**WRITTEN REQUEST**
How many lines in the entries below include the string "DRIVE"? Answer with the number only.

**Figure collection entries**
========================================
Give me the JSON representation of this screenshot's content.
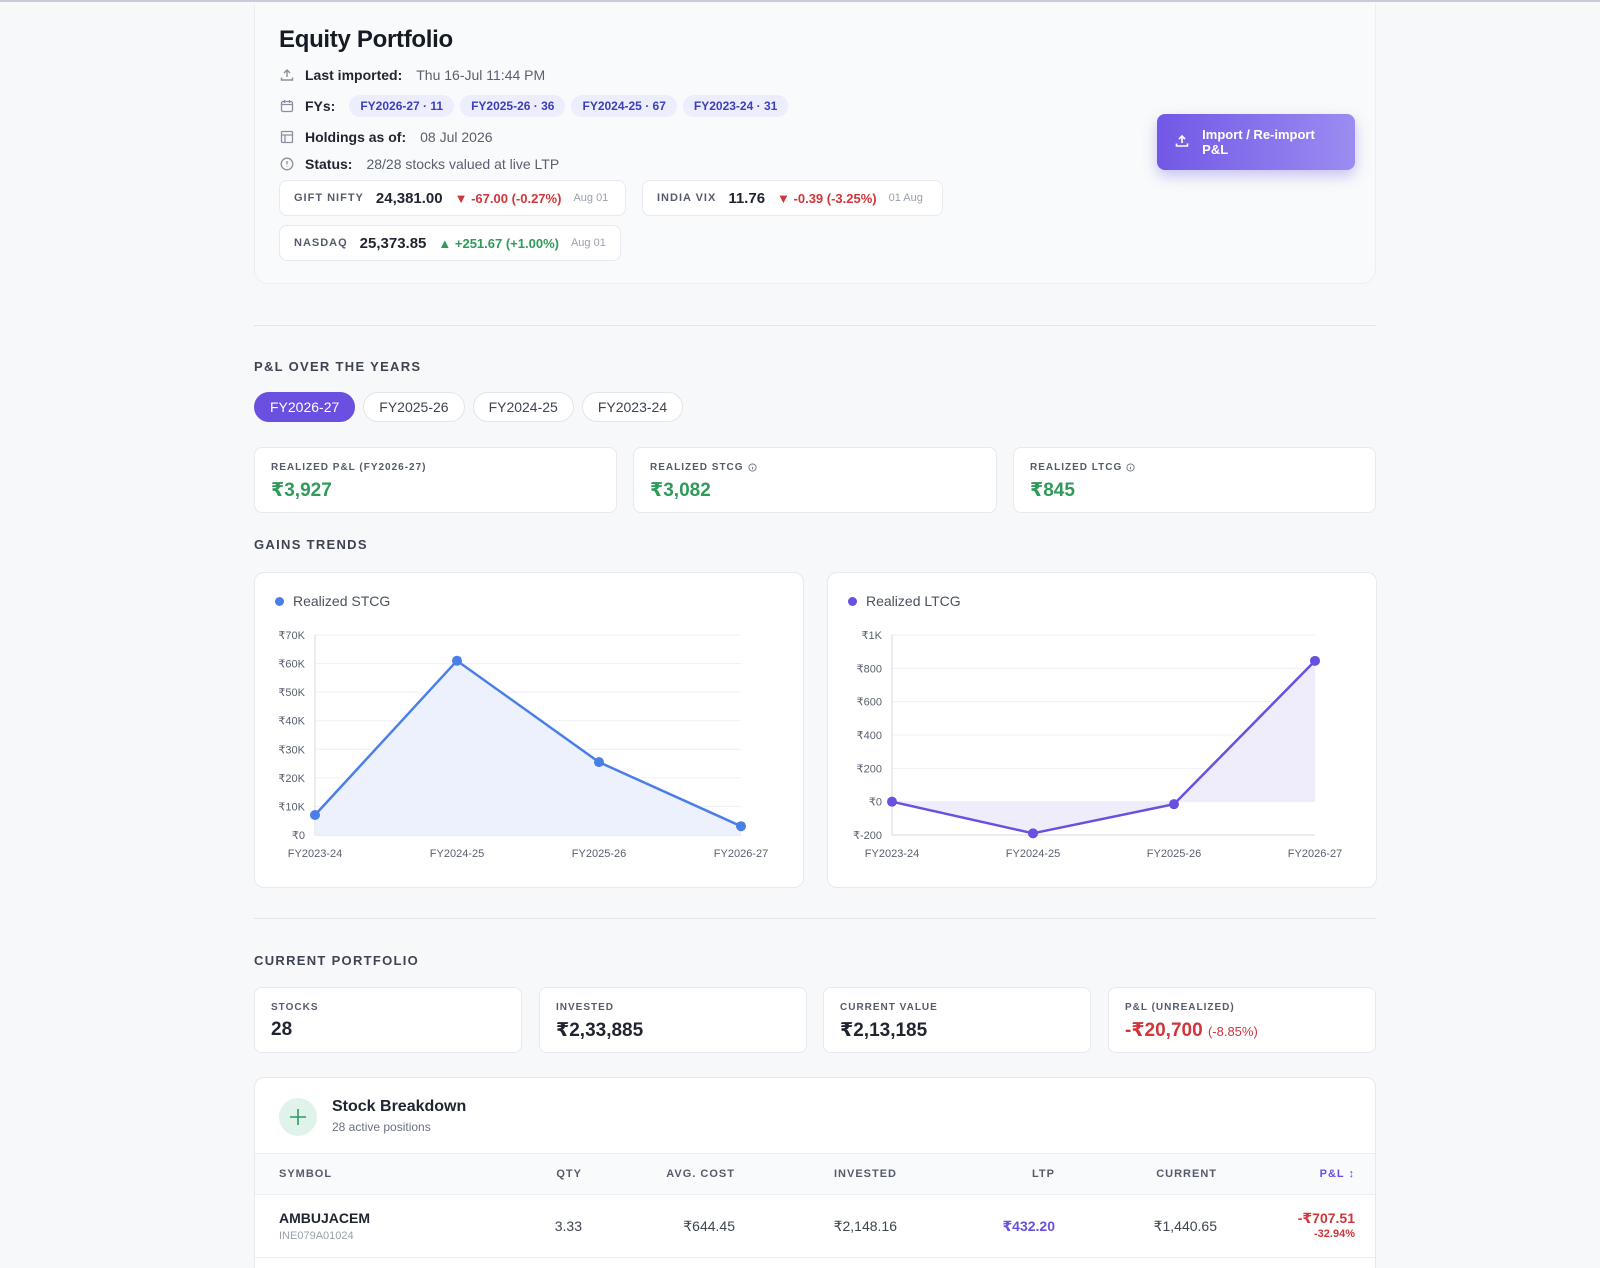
{
  "header": {
    "title": "Equity Portfolio",
    "last_imported_label": "Last imported:",
    "last_imported_value": "Thu 16-Jul 11:44 PM",
    "fys_label": "FYs:",
    "fy_chips": [
      {
        "fy": "FY2026-27",
        "count": "11"
      },
      {
        "fy": "FY2025-26",
        "count": "36"
      },
      {
        "fy": "FY2024-25",
        "count": "67"
      },
      {
        "fy": "FY2023-24",
        "count": "31"
      }
    ],
    "holdings_label": "Holdings as of:",
    "holdings_value": "08 Jul 2026",
    "status_label": "Status:",
    "status_value": "28/28 stocks valued at live LTP",
    "import_button": "Import / Re-import P&L"
  },
  "tickers": [
    {
      "name": "GIFT NIFTY",
      "value": "24,381.00",
      "change": "▼ -67.00 (-0.27%)",
      "direction": "down",
      "date": "Aug 01"
    },
    {
      "name": "INDIA VIX",
      "value": "11.76",
      "change": "▼ -0.39 (-3.25%)",
      "direction": "down",
      "date": "01 Aug"
    },
    {
      "name": "NASDAQ",
      "value": "25,373.85",
      "change": "▲ +251.67 (+1.00%)",
      "direction": "up",
      "date": "Aug 01"
    }
  ],
  "pl_section": {
    "title": "P&L OVER THE YEARS",
    "tabs": [
      "FY2026-27",
      "FY2025-26",
      "FY2024-25",
      "FY2023-24"
    ],
    "active_tab": "FY2026-27",
    "cards": [
      {
        "label": "REALIZED P&L (FY2026-27)",
        "value": "₹3,927",
        "info": false
      },
      {
        "label": "REALIZED STCG",
        "value": "₹3,082",
        "info": true
      },
      {
        "label": "REALIZED LTCG",
        "value": "₹845",
        "info": true
      }
    ]
  },
  "gains_section": {
    "title": "GAINS TRENDS"
  },
  "chart_data": [
    {
      "type": "area",
      "legend": "Realized STCG",
      "color": "#4a7fe8",
      "fill": "#edf1fd",
      "categories": [
        "FY2023-24",
        "FY2024-25",
        "FY2025-26",
        "FY2026-27"
      ],
      "values": [
        7000,
        61000,
        25500,
        3082
      ],
      "ylim": [
        0,
        70000
      ],
      "yticks": [
        0,
        10000,
        20000,
        30000,
        40000,
        50000,
        60000,
        70000
      ],
      "ytick_labels": [
        "₹0",
        "₹10K",
        "₹20K",
        "₹30K",
        "₹40K",
        "₹50K",
        "₹60K",
        "₹70K"
      ],
      "grid": true
    },
    {
      "type": "area",
      "legend": "Realized LTCG",
      "color": "#6a4fe0",
      "fill": "#efecfc",
      "categories": [
        "FY2023-24",
        "FY2024-25",
        "FY2025-26",
        "FY2026-27"
      ],
      "values": [
        0,
        -190,
        -15,
        845
      ],
      "ylim": [
        -200,
        1000
      ],
      "yticks": [
        -200,
        0,
        200,
        400,
        600,
        800,
        1000
      ],
      "ytick_labels": [
        "₹-200",
        "₹0",
        "₹200",
        "₹400",
        "₹600",
        "₹800",
        "₹1K"
      ],
      "grid": true
    }
  ],
  "portfolio_section": {
    "title": "CURRENT PORTFOLIO",
    "cards": [
      {
        "label": "STOCKS",
        "value": "28"
      },
      {
        "label": "INVESTED",
        "value": "₹2,33,885"
      },
      {
        "label": "CURRENT VALUE",
        "value": "₹2,13,185"
      },
      {
        "label": "P&L (UNREALIZED)",
        "value": "-₹20,700",
        "pct": "(-8.85%)"
      }
    ]
  },
  "breakdown": {
    "title": "Stock Breakdown",
    "subtitle": "28 active positions",
    "columns": [
      "SYMBOL",
      "QTY",
      "AVG. COST",
      "INVESTED",
      "LTP",
      "CURRENT",
      "P&L ↕"
    ],
    "rows": [
      {
        "symbol": "AMBUJACEM",
        "isin": "INE079A01024",
        "qty": "3.33",
        "avg_cost": "₹644.45",
        "invested": "₹2,148.16",
        "ltp": "₹432.20",
        "current": "₹1,440.65",
        "pl": "-₹707.51",
        "pl_pct": "-32.94%"
      }
    ]
  }
}
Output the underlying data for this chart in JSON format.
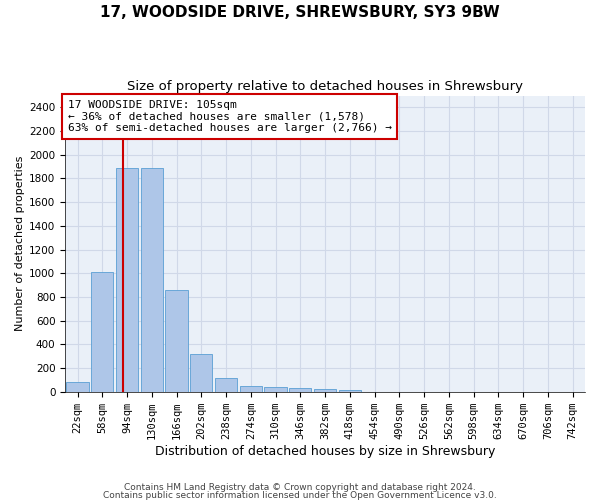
{
  "title": "17, WOODSIDE DRIVE, SHREWSBURY, SY3 9BW",
  "subtitle": "Size of property relative to detached houses in Shrewsbury",
  "xlabel": "Distribution of detached houses by size in Shrewsbury",
  "ylabel": "Number of detached properties",
  "footer_line1": "Contains HM Land Registry data © Crown copyright and database right 2024.",
  "footer_line2": "Contains public sector information licensed under the Open Government Licence v3.0.",
  "bar_labels": [
    "22sqm",
    "58sqm",
    "94sqm",
    "130sqm",
    "166sqm",
    "202sqm",
    "238sqm",
    "274sqm",
    "310sqm",
    "346sqm",
    "382sqm",
    "418sqm",
    "454sqm",
    "490sqm",
    "526sqm",
    "562sqm",
    "598sqm",
    "634sqm",
    "670sqm",
    "706sqm",
    "742sqm"
  ],
  "bar_values": [
    85,
    1010,
    1890,
    1890,
    860,
    315,
    115,
    50,
    40,
    35,
    20,
    15,
    0,
    0,
    0,
    0,
    0,
    0,
    0,
    0,
    0
  ],
  "bar_color": "#aec6e8",
  "bar_edge_color": "#5a9fd4",
  "vline_color": "#cc0000",
  "annotation_text": "17 WOODSIDE DRIVE: 105sqm\n← 36% of detached houses are smaller (1,578)\n63% of semi-detached houses are larger (2,766) →",
  "annotation_box_color": "#ffffff",
  "annotation_box_edgecolor": "#cc0000",
  "ylim": [
    0,
    2500
  ],
  "yticks": [
    0,
    200,
    400,
    600,
    800,
    1000,
    1200,
    1400,
    1600,
    1800,
    2000,
    2200,
    2400
  ],
  "grid_color": "#d0d8e8",
  "bg_color": "#eaf0f8",
  "title_fontsize": 11,
  "subtitle_fontsize": 9.5,
  "ylabel_fontsize": 8,
  "xlabel_fontsize": 9,
  "tick_fontsize": 7.5,
  "footer_fontsize": 6.5,
  "annotation_fontsize": 8
}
========================================
**EXPECTED ANSWER**
2